### Problem to work on
Go through the data below line by line and count those containing the word "TURİST". Reply with the count only.

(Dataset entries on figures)
** START **

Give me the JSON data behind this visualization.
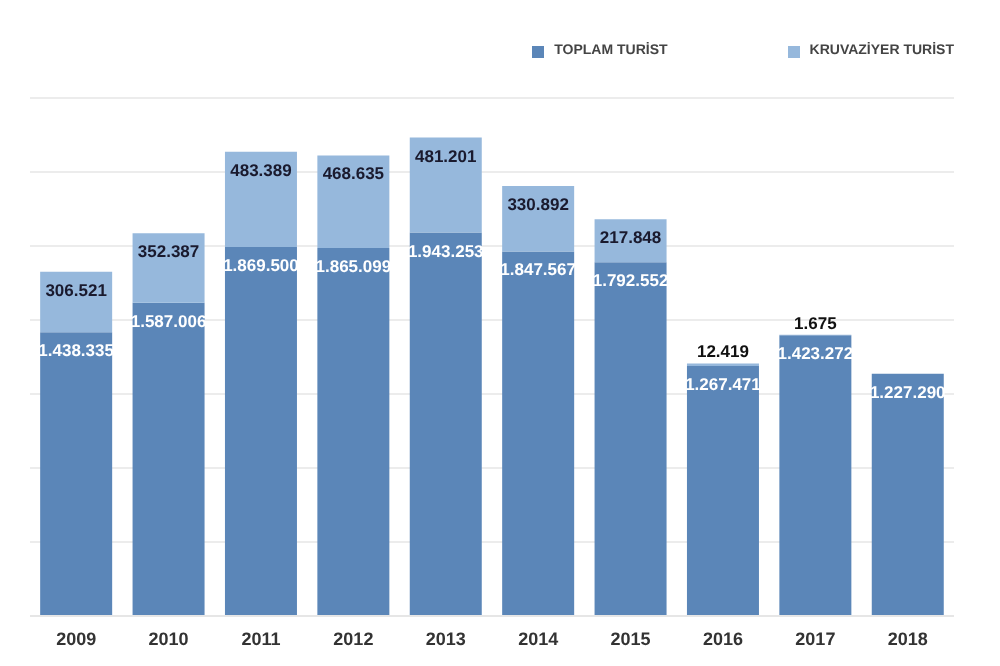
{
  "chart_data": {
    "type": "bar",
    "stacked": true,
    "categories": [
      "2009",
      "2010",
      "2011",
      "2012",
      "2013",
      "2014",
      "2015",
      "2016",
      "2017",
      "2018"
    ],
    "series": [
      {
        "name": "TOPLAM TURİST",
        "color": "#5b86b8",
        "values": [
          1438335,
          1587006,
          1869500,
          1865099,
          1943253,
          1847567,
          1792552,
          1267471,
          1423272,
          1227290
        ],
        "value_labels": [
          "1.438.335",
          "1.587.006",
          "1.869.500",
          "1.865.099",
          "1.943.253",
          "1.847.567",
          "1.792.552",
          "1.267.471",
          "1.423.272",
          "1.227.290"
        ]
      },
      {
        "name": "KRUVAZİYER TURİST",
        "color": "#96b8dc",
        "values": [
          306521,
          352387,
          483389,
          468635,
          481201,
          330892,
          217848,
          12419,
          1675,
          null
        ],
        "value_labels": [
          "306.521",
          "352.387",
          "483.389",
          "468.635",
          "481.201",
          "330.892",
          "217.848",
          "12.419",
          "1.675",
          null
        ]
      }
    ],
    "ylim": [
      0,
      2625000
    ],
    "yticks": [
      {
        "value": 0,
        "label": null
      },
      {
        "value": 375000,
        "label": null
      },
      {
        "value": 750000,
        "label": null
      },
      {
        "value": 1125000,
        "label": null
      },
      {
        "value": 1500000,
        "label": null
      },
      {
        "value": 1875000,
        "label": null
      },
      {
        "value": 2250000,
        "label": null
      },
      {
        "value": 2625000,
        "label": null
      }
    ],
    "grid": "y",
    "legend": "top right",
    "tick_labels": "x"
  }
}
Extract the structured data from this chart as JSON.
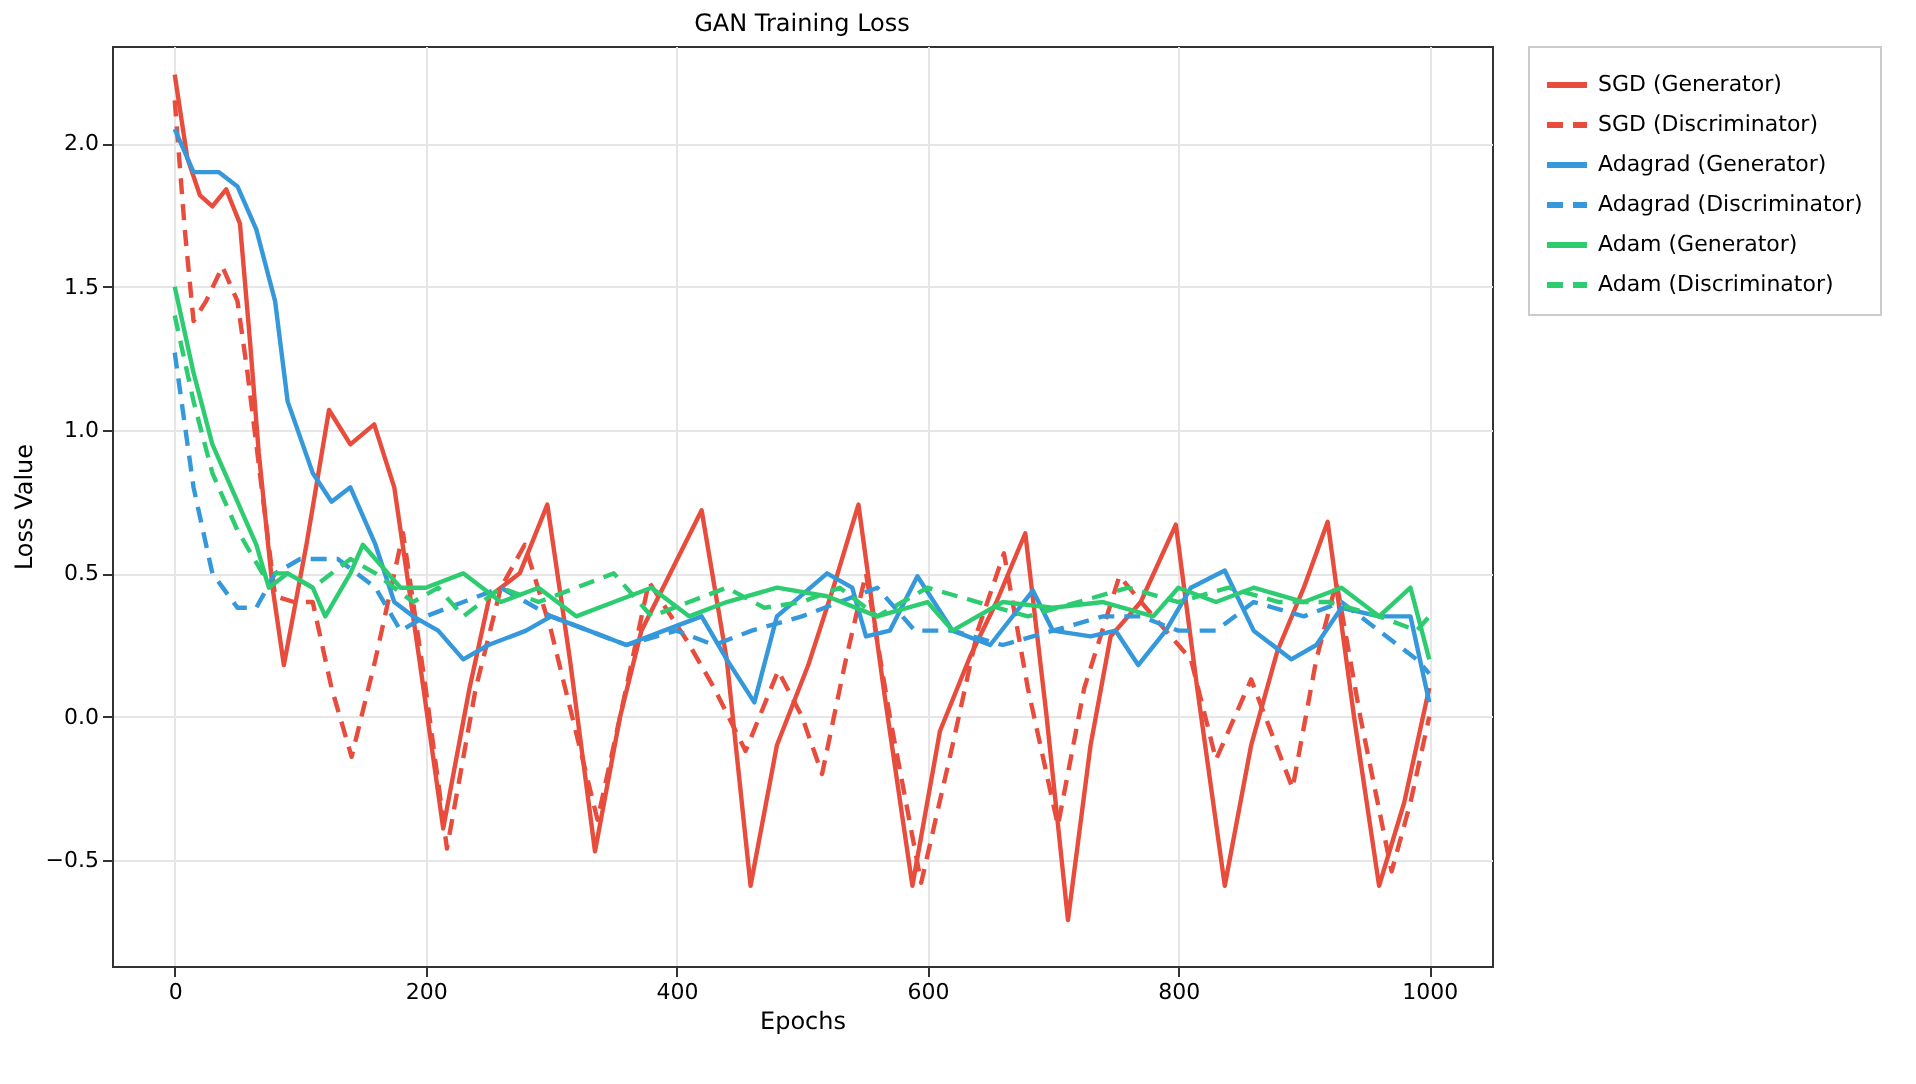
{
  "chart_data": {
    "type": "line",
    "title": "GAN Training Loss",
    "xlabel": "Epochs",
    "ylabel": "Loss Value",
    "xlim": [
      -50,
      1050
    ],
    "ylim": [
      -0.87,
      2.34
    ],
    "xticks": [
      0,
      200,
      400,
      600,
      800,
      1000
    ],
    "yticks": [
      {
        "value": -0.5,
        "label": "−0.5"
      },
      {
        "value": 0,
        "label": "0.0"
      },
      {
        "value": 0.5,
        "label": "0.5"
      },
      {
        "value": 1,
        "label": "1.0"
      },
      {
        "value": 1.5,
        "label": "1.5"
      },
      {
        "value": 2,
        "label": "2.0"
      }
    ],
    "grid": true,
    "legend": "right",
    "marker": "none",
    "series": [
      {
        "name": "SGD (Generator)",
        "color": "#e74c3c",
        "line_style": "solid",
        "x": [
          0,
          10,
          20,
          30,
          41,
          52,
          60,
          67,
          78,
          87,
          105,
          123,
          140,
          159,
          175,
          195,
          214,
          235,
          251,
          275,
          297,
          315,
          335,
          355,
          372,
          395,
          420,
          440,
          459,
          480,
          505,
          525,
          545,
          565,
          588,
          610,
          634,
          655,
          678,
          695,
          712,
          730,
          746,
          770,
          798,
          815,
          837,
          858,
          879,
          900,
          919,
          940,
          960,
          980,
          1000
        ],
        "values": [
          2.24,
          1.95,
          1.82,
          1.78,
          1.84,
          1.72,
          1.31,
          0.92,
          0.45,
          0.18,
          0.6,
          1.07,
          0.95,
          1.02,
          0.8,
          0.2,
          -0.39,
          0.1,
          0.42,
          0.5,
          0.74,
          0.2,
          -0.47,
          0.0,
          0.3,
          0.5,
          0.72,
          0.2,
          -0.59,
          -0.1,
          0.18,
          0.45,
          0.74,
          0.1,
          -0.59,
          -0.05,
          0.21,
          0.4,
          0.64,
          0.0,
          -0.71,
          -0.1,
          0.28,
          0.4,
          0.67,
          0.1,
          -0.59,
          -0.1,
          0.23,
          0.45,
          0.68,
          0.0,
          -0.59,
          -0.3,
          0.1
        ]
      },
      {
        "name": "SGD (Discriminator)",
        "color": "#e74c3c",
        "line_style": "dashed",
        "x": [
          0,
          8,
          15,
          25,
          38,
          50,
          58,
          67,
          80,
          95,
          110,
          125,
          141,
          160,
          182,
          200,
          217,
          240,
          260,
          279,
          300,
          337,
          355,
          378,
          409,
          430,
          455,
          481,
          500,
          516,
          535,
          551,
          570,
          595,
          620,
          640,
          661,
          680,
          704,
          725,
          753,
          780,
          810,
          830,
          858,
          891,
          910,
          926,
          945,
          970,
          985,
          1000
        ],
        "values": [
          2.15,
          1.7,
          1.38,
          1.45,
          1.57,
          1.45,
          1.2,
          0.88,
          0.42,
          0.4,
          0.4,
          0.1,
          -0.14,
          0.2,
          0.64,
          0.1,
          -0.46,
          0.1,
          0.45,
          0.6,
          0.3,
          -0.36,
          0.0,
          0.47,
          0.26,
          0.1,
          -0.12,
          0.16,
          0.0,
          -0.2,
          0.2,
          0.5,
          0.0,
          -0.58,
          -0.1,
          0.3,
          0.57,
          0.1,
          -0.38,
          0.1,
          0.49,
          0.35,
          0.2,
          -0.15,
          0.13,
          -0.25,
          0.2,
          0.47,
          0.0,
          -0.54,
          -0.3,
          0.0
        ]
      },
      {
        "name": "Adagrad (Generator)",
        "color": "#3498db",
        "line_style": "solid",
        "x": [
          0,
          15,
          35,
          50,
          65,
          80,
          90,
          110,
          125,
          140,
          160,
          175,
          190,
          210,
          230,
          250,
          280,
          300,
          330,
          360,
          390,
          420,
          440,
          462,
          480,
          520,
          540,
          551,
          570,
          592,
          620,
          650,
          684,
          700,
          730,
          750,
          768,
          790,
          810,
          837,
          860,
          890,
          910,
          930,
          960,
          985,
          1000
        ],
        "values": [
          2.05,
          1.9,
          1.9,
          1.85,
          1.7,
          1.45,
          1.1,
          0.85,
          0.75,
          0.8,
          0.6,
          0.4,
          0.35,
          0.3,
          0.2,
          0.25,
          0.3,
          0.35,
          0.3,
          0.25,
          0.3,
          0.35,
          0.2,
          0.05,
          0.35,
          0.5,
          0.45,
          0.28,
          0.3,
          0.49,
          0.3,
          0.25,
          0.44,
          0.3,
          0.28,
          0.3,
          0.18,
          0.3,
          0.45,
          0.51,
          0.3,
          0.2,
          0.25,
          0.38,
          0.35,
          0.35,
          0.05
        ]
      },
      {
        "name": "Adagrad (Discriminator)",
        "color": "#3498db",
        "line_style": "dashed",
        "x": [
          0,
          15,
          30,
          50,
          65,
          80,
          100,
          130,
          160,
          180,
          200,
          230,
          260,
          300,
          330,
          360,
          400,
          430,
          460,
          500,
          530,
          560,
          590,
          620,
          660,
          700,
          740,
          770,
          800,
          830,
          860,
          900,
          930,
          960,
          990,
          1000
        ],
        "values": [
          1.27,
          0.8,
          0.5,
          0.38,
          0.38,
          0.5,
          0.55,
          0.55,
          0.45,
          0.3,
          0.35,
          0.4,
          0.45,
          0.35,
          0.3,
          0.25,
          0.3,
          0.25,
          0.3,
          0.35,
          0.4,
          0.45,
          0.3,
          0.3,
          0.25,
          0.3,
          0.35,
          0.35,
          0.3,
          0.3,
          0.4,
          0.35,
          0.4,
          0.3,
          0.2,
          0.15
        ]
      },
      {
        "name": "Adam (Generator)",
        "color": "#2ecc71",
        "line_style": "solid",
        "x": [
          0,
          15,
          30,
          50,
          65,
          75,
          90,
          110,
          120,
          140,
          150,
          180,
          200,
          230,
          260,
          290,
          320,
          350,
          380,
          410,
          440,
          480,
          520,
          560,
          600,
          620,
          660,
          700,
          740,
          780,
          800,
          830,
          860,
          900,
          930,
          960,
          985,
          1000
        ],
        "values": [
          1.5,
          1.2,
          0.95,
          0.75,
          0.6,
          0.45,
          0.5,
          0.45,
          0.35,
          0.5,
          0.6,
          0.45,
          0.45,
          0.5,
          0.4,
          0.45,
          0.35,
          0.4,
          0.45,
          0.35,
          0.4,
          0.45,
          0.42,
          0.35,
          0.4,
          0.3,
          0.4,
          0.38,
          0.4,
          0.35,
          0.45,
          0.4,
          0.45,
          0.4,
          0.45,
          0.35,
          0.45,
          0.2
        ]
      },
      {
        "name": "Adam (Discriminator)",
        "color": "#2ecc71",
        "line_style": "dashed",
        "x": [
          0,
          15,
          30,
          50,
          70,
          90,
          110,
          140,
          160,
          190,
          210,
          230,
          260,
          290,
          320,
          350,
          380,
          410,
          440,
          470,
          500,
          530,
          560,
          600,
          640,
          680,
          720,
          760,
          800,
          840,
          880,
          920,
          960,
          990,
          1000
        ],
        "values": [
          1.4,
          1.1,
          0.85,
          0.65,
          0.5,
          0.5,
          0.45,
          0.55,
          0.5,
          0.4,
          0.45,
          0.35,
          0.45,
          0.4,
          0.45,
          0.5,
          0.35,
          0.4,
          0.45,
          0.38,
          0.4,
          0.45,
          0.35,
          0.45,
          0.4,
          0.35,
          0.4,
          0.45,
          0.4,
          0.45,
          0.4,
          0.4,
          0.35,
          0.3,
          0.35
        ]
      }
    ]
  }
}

** END **

### Reply to the exercise
2